What to work on:
Write down every entry below once more, exactly.

--- BEGIN Exercise materials ---

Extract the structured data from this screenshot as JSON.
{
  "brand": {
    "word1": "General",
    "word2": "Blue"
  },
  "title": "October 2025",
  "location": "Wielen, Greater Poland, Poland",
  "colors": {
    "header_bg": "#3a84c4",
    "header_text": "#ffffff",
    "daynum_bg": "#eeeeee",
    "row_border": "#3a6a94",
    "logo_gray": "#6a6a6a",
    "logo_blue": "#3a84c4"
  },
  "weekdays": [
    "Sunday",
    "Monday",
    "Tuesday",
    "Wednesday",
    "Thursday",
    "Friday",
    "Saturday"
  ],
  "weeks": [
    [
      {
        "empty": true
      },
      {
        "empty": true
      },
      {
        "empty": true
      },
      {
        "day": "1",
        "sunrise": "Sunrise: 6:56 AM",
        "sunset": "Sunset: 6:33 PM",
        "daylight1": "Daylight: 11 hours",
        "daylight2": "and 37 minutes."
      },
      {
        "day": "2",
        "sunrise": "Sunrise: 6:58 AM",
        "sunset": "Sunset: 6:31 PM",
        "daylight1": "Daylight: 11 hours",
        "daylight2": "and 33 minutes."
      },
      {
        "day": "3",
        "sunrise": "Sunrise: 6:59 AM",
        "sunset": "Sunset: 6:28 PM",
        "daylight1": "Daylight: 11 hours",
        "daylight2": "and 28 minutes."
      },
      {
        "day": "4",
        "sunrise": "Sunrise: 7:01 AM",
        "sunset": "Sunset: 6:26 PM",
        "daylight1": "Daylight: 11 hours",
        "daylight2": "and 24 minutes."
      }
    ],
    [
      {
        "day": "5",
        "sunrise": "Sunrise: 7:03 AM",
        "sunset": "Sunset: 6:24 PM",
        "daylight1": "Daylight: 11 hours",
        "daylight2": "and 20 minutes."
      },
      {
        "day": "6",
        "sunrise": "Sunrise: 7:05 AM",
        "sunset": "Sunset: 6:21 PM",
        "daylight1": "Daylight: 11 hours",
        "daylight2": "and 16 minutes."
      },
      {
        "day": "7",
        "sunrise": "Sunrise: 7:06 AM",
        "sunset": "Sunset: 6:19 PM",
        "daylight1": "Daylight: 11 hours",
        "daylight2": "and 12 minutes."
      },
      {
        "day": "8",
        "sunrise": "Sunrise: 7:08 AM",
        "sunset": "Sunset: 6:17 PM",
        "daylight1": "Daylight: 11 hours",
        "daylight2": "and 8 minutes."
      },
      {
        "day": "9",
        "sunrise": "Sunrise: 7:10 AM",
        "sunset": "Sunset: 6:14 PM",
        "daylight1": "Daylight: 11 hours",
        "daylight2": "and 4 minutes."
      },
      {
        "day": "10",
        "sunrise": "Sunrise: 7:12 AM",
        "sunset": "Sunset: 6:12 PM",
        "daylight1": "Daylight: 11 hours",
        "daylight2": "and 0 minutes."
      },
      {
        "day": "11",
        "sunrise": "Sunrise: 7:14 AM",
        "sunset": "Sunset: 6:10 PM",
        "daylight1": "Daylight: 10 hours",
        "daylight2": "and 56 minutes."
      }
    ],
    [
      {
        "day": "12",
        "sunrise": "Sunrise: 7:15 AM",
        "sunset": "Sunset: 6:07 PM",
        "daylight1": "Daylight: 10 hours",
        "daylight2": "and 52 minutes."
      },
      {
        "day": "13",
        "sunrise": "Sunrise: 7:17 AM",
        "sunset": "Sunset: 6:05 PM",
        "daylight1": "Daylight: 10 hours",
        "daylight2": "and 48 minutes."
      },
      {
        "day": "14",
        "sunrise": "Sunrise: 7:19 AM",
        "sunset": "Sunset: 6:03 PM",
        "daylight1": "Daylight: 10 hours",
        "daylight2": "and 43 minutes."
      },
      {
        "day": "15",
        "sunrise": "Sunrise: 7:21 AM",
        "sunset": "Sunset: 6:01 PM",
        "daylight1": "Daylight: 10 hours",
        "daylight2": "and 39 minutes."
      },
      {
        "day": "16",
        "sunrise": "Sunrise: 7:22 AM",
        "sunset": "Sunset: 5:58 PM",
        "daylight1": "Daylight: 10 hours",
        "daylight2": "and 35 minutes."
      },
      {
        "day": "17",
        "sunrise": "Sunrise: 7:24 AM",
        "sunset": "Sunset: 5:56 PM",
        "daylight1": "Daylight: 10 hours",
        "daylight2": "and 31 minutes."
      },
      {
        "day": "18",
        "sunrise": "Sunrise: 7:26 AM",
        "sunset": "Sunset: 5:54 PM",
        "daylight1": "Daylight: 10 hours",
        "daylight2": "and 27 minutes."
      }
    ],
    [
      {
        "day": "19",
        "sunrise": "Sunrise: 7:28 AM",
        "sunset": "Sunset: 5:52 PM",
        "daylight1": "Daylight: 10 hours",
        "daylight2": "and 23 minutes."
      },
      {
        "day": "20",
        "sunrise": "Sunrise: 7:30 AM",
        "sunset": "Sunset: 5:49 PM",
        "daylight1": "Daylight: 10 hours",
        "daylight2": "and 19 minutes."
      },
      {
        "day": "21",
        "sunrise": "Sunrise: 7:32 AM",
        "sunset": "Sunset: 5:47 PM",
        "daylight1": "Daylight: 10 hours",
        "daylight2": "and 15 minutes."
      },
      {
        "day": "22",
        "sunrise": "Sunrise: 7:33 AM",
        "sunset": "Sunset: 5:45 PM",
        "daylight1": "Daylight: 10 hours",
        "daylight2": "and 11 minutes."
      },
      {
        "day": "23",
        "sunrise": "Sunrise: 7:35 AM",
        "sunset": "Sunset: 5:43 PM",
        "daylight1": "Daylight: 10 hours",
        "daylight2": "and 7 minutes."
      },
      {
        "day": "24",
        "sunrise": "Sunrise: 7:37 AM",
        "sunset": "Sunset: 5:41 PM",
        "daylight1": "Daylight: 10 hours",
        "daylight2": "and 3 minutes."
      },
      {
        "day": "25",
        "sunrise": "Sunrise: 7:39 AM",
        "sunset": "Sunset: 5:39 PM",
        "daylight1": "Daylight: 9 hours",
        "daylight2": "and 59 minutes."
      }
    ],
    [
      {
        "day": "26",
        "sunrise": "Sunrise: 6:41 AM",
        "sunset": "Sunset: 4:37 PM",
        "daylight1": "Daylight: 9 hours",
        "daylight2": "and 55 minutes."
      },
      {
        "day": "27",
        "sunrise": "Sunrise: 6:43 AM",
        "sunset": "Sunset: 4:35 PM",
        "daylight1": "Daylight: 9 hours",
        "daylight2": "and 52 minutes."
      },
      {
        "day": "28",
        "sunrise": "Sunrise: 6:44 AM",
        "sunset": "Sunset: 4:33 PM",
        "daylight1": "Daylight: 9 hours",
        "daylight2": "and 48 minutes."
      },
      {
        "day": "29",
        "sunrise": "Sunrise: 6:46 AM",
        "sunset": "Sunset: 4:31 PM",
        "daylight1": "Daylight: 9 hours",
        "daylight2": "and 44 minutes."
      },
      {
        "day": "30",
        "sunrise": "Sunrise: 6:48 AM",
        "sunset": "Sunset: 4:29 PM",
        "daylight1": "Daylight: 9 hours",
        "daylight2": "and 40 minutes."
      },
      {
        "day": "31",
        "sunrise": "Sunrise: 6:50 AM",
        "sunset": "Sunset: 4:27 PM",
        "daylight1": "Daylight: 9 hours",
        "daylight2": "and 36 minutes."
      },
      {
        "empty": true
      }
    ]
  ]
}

--- END Exercise materials ---

Exercise answer:
Extract the structured data from this screenshot as JSON.
{
  "brand": {
    "word1": "General",
    "word2": "Blue"
  },
  "title": "October 2025",
  "location": "Wielen, Greater Poland, Poland",
  "colors": {
    "header_bg": "#3a84c4",
    "header_text": "#ffffff",
    "daynum_bg": "#eeeeee",
    "row_border": "#3a6a94",
    "logo_gray": "#6a6a6a",
    "logo_blue": "#3a84c4"
  },
  "weekdays": [
    "Sunday",
    "Monday",
    "Tuesday",
    "Wednesday",
    "Thursday",
    "Friday",
    "Saturday"
  ],
  "weeks": [
    [
      {
        "empty": true
      },
      {
        "empty": true
      },
      {
        "empty": true
      },
      {
        "day": "1",
        "sunrise": "Sunrise: 6:56 AM",
        "sunset": "Sunset: 6:33 PM",
        "daylight1": "Daylight: 11 hours",
        "daylight2": "and 37 minutes."
      },
      {
        "day": "2",
        "sunrise": "Sunrise: 6:58 AM",
        "sunset": "Sunset: 6:31 PM",
        "daylight1": "Daylight: 11 hours",
        "daylight2": "and 33 minutes."
      },
      {
        "day": "3",
        "sunrise": "Sunrise: 6:59 AM",
        "sunset": "Sunset: 6:28 PM",
        "daylight1": "Daylight: 11 hours",
        "daylight2": "and 28 minutes."
      },
      {
        "day": "4",
        "sunrise": "Sunrise: 7:01 AM",
        "sunset": "Sunset: 6:26 PM",
        "daylight1": "Daylight: 11 hours",
        "daylight2": "and 24 minutes."
      }
    ],
    [
      {
        "day": "5",
        "sunrise": "Sunrise: 7:03 AM",
        "sunset": "Sunset: 6:24 PM",
        "daylight1": "Daylight: 11 hours",
        "daylight2": "and 20 minutes."
      },
      {
        "day": "6",
        "sunrise": "Sunrise: 7:05 AM",
        "sunset": "Sunset: 6:21 PM",
        "daylight1": "Daylight: 11 hours",
        "daylight2": "and 16 minutes."
      },
      {
        "day": "7",
        "sunrise": "Sunrise: 7:06 AM",
        "sunset": "Sunset: 6:19 PM",
        "daylight1": "Daylight: 11 hours",
        "daylight2": "and 12 minutes."
      },
      {
        "day": "8",
        "sunrise": "Sunrise: 7:08 AM",
        "sunset": "Sunset: 6:17 PM",
        "daylight1": "Daylight: 11 hours",
        "daylight2": "and 8 minutes."
      },
      {
        "day": "9",
        "sunrise": "Sunrise: 7:10 AM",
        "sunset": "Sunset: 6:14 PM",
        "daylight1": "Daylight: 11 hours",
        "daylight2": "and 4 minutes."
      },
      {
        "day": "10",
        "sunrise": "Sunrise: 7:12 AM",
        "sunset": "Sunset: 6:12 PM",
        "daylight1": "Daylight: 11 hours",
        "daylight2": "and 0 minutes."
      },
      {
        "day": "11",
        "sunrise": "Sunrise: 7:14 AM",
        "sunset": "Sunset: 6:10 PM",
        "daylight1": "Daylight: 10 hours",
        "daylight2": "and 56 minutes."
      }
    ],
    [
      {
        "day": "12",
        "sunrise": "Sunrise: 7:15 AM",
        "sunset": "Sunset: 6:07 PM",
        "daylight1": "Daylight: 10 hours",
        "daylight2": "and 52 minutes."
      },
      {
        "day": "13",
        "sunrise": "Sunrise: 7:17 AM",
        "sunset": "Sunset: 6:05 PM",
        "daylight1": "Daylight: 10 hours",
        "daylight2": "and 48 minutes."
      },
      {
        "day": "14",
        "sunrise": "Sunrise: 7:19 AM",
        "sunset": "Sunset: 6:03 PM",
        "daylight1": "Daylight: 10 hours",
        "daylight2": "and 43 minutes."
      },
      {
        "day": "15",
        "sunrise": "Sunrise: 7:21 AM",
        "sunset": "Sunset: 6:01 PM",
        "daylight1": "Daylight: 10 hours",
        "daylight2": "and 39 minutes."
      },
      {
        "day": "16",
        "sunrise": "Sunrise: 7:22 AM",
        "sunset": "Sunset: 5:58 PM",
        "daylight1": "Daylight: 10 hours",
        "daylight2": "and 35 minutes."
      },
      {
        "day": "17",
        "sunrise": "Sunrise: 7:24 AM",
        "sunset": "Sunset: 5:56 PM",
        "daylight1": "Daylight: 10 hours",
        "daylight2": "and 31 minutes."
      },
      {
        "day": "18",
        "sunrise": "Sunrise: 7:26 AM",
        "sunset": "Sunset: 5:54 PM",
        "daylight1": "Daylight: 10 hours",
        "daylight2": "and 27 minutes."
      }
    ],
    [
      {
        "day": "19",
        "sunrise": "Sunrise: 7:28 AM",
        "sunset": "Sunset: 5:52 PM",
        "daylight1": "Daylight: 10 hours",
        "daylight2": "and 23 minutes."
      },
      {
        "day": "20",
        "sunrise": "Sunrise: 7:30 AM",
        "sunset": "Sunset: 5:49 PM",
        "daylight1": "Daylight: 10 hours",
        "daylight2": "and 19 minutes."
      },
      {
        "day": "21",
        "sunrise": "Sunrise: 7:32 AM",
        "sunset": "Sunset: 5:47 PM",
        "daylight1": "Daylight: 10 hours",
        "daylight2": "and 15 minutes."
      },
      {
        "day": "22",
        "sunrise": "Sunrise: 7:33 AM",
        "sunset": "Sunset: 5:45 PM",
        "daylight1": "Daylight: 10 hours",
        "daylight2": "and 11 minutes."
      },
      {
        "day": "23",
        "sunrise": "Sunrise: 7:35 AM",
        "sunset": "Sunset: 5:43 PM",
        "daylight1": "Daylight: 10 hours",
        "daylight2": "and 7 minutes."
      },
      {
        "day": "24",
        "sunrise": "Sunrise: 7:37 AM",
        "sunset": "Sunset: 5:41 PM",
        "daylight1": "Daylight: 10 hours",
        "daylight2": "and 3 minutes."
      },
      {
        "day": "25",
        "sunrise": "Sunrise: 7:39 AM",
        "sunset": "Sunset: 5:39 PM",
        "daylight1": "Daylight: 9 hours",
        "daylight2": "and 59 minutes."
      }
    ],
    [
      {
        "day": "26",
        "sunrise": "Sunrise: 6:41 AM",
        "sunset": "Sunset: 4:37 PM",
        "daylight1": "Daylight: 9 hours",
        "daylight2": "and 55 minutes."
      },
      {
        "day": "27",
        "sunrise": "Sunrise: 6:43 AM",
        "sunset": "Sunset: 4:35 PM",
        "daylight1": "Daylight: 9 hours",
        "daylight2": "and 52 minutes."
      },
      {
        "day": "28",
        "sunrise": "Sunrise: 6:44 AM",
        "sunset": "Sunset: 4:33 PM",
        "daylight1": "Daylight: 9 hours",
        "daylight2": "and 48 minutes."
      },
      {
        "day": "29",
        "sunrise": "Sunrise: 6:46 AM",
        "sunset": "Sunset: 4:31 PM",
        "daylight1": "Daylight: 9 hours",
        "daylight2": "and 44 minutes."
      },
      {
        "day": "30",
        "sunrise": "Sunrise: 6:48 AM",
        "sunset": "Sunset: 4:29 PM",
        "daylight1": "Daylight: 9 hours",
        "daylight2": "and 40 minutes."
      },
      {
        "day": "31",
        "sunrise": "Sunrise: 6:50 AM",
        "sunset": "Sunset: 4:27 PM",
        "daylight1": "Daylight: 9 hours",
        "daylight2": "and 36 minutes."
      },
      {
        "empty": true
      }
    ]
  ]
}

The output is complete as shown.